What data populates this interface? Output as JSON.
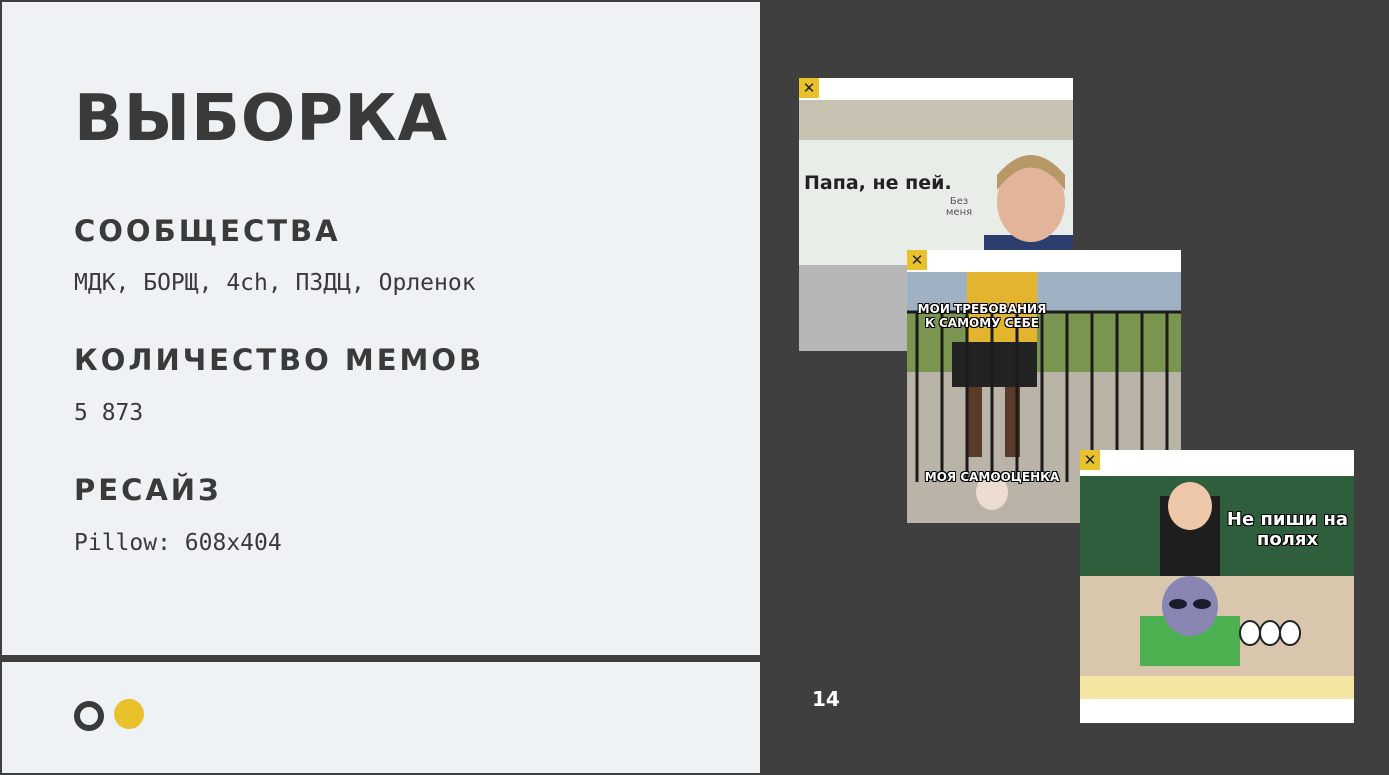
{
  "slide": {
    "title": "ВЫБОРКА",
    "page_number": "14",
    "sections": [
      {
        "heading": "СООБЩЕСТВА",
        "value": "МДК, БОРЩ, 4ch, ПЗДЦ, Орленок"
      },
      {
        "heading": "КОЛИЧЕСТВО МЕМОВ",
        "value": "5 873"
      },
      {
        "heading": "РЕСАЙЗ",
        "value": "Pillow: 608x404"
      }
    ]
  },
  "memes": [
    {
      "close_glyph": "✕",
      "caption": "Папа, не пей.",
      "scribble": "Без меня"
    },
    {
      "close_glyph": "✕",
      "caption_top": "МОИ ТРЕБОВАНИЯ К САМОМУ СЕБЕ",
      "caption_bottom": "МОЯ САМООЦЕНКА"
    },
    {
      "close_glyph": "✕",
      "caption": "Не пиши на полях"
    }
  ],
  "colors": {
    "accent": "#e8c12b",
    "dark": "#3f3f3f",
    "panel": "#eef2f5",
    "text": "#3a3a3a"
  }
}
■ ■ ■ ■
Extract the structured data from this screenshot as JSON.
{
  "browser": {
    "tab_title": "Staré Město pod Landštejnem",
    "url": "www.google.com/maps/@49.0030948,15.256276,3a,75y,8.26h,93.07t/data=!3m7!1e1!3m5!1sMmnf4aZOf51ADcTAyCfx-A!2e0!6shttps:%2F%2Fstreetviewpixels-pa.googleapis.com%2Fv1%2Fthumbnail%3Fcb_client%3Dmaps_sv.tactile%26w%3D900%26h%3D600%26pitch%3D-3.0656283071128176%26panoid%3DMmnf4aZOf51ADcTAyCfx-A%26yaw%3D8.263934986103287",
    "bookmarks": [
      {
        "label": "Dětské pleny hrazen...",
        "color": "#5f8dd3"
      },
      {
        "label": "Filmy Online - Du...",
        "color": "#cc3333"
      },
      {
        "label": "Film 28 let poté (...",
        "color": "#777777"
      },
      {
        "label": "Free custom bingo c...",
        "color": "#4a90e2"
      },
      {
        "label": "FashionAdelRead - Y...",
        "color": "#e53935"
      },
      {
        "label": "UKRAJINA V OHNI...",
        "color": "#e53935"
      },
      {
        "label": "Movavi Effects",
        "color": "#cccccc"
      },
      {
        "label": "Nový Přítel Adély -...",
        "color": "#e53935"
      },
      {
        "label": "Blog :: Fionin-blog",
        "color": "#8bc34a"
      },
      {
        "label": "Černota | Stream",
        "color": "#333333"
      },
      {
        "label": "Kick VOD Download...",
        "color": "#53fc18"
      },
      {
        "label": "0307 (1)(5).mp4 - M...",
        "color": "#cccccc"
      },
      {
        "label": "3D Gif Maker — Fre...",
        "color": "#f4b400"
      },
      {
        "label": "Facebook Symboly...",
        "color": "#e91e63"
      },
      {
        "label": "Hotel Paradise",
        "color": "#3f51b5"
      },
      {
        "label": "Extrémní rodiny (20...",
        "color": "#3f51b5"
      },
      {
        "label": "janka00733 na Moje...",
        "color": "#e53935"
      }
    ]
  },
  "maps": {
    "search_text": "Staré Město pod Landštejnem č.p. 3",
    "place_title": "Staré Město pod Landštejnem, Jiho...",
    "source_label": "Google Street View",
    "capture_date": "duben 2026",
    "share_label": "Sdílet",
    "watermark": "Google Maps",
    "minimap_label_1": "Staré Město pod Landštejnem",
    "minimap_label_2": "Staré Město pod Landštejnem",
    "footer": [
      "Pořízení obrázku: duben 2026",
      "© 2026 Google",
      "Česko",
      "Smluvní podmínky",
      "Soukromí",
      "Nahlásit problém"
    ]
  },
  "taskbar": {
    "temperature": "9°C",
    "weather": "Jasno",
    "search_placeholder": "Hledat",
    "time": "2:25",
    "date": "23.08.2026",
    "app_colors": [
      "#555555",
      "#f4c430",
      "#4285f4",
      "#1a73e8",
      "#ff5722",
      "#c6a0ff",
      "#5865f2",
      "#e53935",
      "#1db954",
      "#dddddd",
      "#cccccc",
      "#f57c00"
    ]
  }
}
■ ■ ■ ■
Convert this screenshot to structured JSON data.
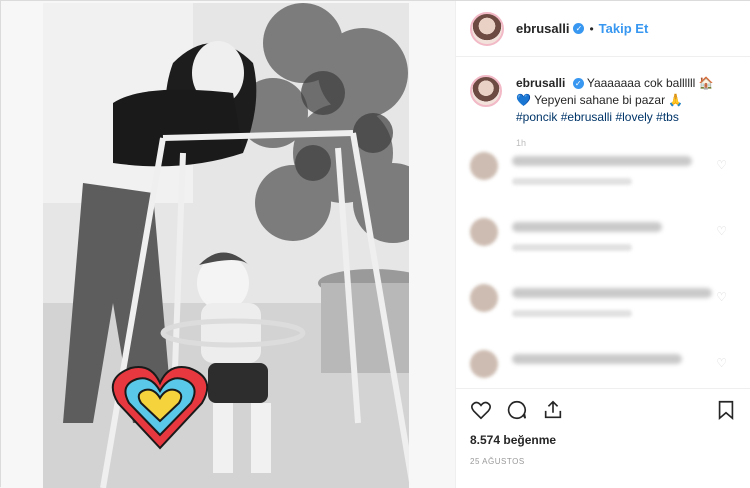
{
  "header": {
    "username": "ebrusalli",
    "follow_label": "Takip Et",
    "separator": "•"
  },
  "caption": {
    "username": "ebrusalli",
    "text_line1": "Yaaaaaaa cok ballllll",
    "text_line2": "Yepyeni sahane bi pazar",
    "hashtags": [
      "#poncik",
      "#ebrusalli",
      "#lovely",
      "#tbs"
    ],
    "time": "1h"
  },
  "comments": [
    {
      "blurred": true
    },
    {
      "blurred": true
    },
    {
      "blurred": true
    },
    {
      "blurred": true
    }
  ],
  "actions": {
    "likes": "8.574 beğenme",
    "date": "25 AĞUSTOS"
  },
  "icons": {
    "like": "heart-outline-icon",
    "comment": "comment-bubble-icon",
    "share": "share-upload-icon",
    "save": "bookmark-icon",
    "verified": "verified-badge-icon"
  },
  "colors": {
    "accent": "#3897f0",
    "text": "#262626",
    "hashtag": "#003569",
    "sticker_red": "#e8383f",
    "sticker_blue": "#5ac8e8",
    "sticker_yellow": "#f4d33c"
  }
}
■ ■ ■ ■
Task objective |
Go through the preceding material and copy each line that has the word "Staré".

The reply |
    "tab_title": "Staré Město pod Landštejnem",
    "search_text": "Staré Město pod Landštejnem č.p. 3",
    "place_title": "Staré Město pod Landštejnem, Jiho...",
    "minimap_label_1": "Staré Město pod Landštejnem",
    "minimap_label_2": "Staré Město pod Landštejnem",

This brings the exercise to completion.